** start of RECORDS SHOWN **

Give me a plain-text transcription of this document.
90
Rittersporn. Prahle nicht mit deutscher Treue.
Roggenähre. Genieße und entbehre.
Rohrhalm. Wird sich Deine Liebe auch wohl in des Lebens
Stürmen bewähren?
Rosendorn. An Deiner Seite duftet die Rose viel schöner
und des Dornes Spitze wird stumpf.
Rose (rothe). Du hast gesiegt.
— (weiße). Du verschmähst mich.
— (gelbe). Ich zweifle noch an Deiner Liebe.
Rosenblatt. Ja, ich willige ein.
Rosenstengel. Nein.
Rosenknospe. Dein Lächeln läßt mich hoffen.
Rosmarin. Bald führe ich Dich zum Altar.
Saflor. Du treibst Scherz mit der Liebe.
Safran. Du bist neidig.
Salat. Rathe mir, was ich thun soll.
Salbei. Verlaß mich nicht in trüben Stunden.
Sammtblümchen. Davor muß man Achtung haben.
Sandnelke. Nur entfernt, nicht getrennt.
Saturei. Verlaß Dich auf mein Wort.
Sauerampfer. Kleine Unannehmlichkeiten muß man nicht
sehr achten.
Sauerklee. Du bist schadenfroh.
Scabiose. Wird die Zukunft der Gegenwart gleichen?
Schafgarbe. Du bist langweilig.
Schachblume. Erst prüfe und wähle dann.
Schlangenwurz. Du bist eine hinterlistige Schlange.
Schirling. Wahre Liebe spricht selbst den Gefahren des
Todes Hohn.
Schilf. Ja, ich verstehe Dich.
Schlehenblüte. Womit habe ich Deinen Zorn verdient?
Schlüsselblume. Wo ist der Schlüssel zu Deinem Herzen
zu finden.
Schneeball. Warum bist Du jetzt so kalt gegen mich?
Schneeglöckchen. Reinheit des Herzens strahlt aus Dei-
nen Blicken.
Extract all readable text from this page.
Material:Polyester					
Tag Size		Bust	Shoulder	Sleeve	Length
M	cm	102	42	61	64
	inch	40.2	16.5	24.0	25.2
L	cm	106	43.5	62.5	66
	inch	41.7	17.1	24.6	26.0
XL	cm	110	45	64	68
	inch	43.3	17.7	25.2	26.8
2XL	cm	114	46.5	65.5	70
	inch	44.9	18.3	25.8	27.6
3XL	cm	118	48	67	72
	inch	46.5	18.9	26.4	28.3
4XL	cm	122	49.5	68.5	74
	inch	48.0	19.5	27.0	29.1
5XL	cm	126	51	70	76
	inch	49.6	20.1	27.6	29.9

** end of RECORDS SHOWN **

> **CHALLENGE**
Check the data for the word "Verlaß" and pull out the lines that have it.

> **SOLVED EXERCISE**
Salbei. Verlaß mich nicht in trüben Stunden.
Saturei. Verlaß Dich auf mein Wort.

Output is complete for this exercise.